→ 읽기 발췌문:
....................

산양삼(wood-cultivated ginseng)은 인삼의 씨를 산에 뿌려 야생상태로 재배한 것으로, 장뇌삼, 장뇌산삼 또는 산양산삼이라고 부른다. 장뇌라는 이름은 삼의 줄기와 뿌리를 잇는 뇌부분이 길기 때문에 붙여진 이름이나, 일반인은 이를 구분하기 어렵다. 야생에 뿌려진 인삼의 종자는 7년 이상 같은 자리에서 자연 상태로 재배되기 때문에 생육속도가 느리다. 산양삼의 재배지로서는 여름 기온이 20 내지 25℃, 80 내지 90%가 20년 이상된 나무로 우거진 음지, 유기질이 풍부하고 배수가 좋은 약산성 사질양토, 및 동향, 북향 또는 서북향 산능선이 아닌 곳을 확보해야 하므로 생육 조건이 까다롭다.
일반적으로 인삼은 인공적으로 만들어진 밭에서 비가림 시설을 설치하여 재배하고, 재배기간에 따라서 4, 5 및 6년근으로 구분한다. 재배시에 수량을 증대시시키 위해 적당한 비료와 퇴비, 농약 등을 사용하여 크고 굵다. 반면에, 산양삼은 산 속에 재배지를 두고 7 내지 11년 가량 재배하여 수확할 수 있고, 11년 이상 재배한 것은 야생삼 또는 산삼으로 구분된다. 삼은 생육년수에 따라 인삼 사포닌의 종류와 생체조직 구성성분이 달라진다고 알려져 있다.
삼에 포함된 사포닌을 진세노사이드(ginsenoside)라고 하는데, 이는 동양의학에서 강심제, 이뇨제로 사용되었다. 뿐만 아니라, 삼에는 폴리아세틸렌(polyacetylene), 산성 다당체, 인삼 단백질, 페놀성 물질 등의 성분이 포함되어 있어, 항당뇨, 항암, 항산화, 동맥경화 및 고혈압의 예방, 간기능 촉진, 숙취해소, 항피로, 항스트레스, 항노화, 두뇌활동 촉진, 항염증 등과 같은 다양한 약리학적 활성이 확인되었다.
이에, 최근에는 삼에 포함된 약리학적 활성 성분을 미생물이 분비하는 효소 등의 생촉매 기능을 활용한 생물전환반응(bioconversion)을 이용하여 인체에 흡수가 용이하도록 하거나, 특정 성분을 강화시킴으로써 신소재로서의 개발이 활발히 이루어지고 있다. 관련하여, 대한민국 등록특허 제10-1832387호는 락토바실러스 플란타륨 균주를 이용하여 Rd, Rg3, Rh1, Rh2 및 컴파운드 K(compound K)의 함량이 증진된 산양삼 발효물을 제조하는 방법을 개시하고 있다.

....................

→ 과제:
1 - 산양삼 글에서 '장뇌'라는 이름이 붙은 까닭은 무엇인가?
2 - 산양삼 글에서 산양삼을 달리 부르는 이름을 모두 나열해 주세요.

→ 추출 항목:
....................

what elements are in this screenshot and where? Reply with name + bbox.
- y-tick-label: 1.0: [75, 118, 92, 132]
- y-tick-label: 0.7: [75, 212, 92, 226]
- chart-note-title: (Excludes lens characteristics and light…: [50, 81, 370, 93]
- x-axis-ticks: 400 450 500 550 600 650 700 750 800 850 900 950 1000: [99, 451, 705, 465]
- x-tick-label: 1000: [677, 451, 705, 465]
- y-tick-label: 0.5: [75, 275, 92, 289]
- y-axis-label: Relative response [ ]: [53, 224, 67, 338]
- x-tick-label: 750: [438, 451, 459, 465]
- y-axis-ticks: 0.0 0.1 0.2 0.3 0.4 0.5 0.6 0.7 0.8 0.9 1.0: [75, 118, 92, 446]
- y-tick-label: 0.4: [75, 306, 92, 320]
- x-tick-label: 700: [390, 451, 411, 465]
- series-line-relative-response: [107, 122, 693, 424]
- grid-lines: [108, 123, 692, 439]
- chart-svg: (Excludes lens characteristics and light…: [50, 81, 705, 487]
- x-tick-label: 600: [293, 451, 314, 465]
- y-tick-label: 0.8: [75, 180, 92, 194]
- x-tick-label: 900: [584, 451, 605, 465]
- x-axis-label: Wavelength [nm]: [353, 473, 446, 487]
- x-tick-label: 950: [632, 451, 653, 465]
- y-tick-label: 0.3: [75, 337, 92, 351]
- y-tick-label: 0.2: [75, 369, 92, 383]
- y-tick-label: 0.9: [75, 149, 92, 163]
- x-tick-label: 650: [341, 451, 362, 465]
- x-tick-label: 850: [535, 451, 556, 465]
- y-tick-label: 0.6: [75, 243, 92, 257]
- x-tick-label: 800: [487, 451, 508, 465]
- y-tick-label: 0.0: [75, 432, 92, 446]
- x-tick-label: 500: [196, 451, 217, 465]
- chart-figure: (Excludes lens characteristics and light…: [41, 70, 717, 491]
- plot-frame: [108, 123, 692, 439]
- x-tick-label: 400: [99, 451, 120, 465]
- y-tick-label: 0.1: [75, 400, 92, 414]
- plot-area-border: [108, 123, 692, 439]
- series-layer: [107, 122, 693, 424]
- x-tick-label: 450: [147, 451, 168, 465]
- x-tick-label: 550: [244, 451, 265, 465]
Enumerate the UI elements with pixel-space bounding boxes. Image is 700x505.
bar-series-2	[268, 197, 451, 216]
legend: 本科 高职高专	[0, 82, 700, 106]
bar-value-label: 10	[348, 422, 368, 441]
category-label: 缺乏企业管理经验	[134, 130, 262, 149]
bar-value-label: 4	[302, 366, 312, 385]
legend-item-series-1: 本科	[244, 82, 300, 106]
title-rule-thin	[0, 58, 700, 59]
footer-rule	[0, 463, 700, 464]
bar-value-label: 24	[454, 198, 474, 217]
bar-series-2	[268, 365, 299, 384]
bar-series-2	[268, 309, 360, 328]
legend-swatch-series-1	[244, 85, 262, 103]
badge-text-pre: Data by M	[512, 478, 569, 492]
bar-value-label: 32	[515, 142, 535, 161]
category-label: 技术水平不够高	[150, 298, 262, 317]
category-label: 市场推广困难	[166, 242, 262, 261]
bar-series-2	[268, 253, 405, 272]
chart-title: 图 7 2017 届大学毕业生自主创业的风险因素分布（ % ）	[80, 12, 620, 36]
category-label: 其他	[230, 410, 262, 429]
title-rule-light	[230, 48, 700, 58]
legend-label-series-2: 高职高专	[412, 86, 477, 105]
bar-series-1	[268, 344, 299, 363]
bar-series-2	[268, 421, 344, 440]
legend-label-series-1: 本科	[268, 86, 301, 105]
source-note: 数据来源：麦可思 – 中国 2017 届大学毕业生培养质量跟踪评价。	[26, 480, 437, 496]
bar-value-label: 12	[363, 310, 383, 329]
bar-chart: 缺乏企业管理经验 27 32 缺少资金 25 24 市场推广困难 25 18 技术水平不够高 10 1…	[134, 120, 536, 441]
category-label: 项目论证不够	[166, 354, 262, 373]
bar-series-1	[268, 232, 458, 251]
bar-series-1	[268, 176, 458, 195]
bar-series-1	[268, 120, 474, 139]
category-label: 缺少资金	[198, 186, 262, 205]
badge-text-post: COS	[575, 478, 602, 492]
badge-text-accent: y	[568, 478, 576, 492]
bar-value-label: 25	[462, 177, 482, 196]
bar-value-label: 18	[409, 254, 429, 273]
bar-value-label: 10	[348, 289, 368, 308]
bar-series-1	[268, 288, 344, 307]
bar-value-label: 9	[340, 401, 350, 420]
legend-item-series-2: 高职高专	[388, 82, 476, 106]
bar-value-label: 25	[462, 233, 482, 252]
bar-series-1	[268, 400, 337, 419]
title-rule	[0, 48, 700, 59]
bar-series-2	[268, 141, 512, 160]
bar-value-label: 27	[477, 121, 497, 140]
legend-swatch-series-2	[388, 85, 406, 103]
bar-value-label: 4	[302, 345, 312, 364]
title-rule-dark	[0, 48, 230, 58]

....................

→ 정답:
1 - 삼의 줄기와 뿌리를 잇는 뇌부분이 길기 때문이다.

2 - 장뇌삼, 장뇌산삼, 산양산삼